- [Work to complete] Your job is to retype the records exactly while dropping every picture.

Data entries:
*** Block opens ***

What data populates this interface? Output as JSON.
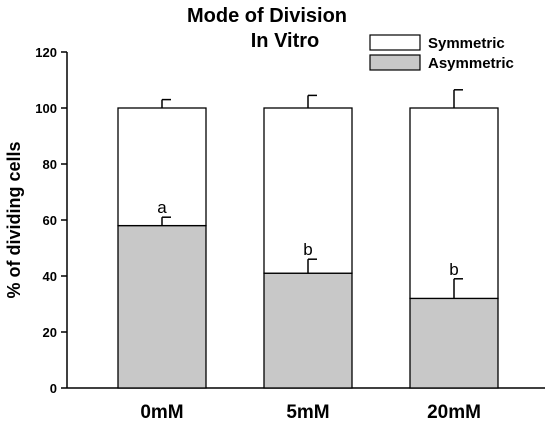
{
  "chart_data": {
    "type": "bar",
    "stacked": true,
    "title": [
      "Mode of Division",
      "In Vitro"
    ],
    "xlabel": "",
    "ylabel": "% of dividing cells",
    "ylim": [
      0,
      120
    ],
    "yticks": [
      0,
      20,
      40,
      60,
      80,
      100,
      120
    ],
    "ytick_labels": [
      "0",
      "20",
      "40",
      "60",
      "80",
      "100",
      "120"
    ],
    "grid": false,
    "legend_position": "top-right",
    "categories": [
      "0mM",
      "5mM",
      "20mM"
    ],
    "series": [
      {
        "name": "Asymmetric",
        "color": "#c8c8c8",
        "values": [
          58,
          41,
          32
        ],
        "errors": [
          3,
          5,
          7
        ],
        "annotations": [
          "a",
          "b",
          "b"
        ]
      },
      {
        "name": "Symmetric",
        "color": "#ffffff",
        "values": [
          42,
          59,
          68
        ],
        "errors": [
          3,
          4.5,
          6.5
        ]
      }
    ]
  }
}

*** Block closes ***

- [Written answer]
What data populates this interface? Output as JSON.
{
  "chart_data": {
    "type": "bar",
    "stacked": true,
    "title": [
      "Mode of Division",
      "In Vitro"
    ],
    "xlabel": "",
    "ylabel": "% of dividing cells",
    "ylim": [
      0,
      120
    ],
    "yticks": [
      0,
      20,
      40,
      60,
      80,
      100,
      120
    ],
    "ytick_labels": [
      "0",
      "20",
      "40",
      "60",
      "80",
      "100",
      "120"
    ],
    "grid": false,
    "legend_position": "top-right",
    "categories": [
      "0mM",
      "5mM",
      "20mM"
    ],
    "series": [
      {
        "name": "Asymmetric",
        "color": "#c8c8c8",
        "values": [
          58,
          41,
          32
        ],
        "errors": [
          3,
          5,
          7
        ],
        "annotations": [
          "a",
          "b",
          "b"
        ]
      },
      {
        "name": "Symmetric",
        "color": "#ffffff",
        "values": [
          42,
          59,
          68
        ],
        "errors": [
          3,
          4.5,
          6.5
        ]
      }
    ]
  }
}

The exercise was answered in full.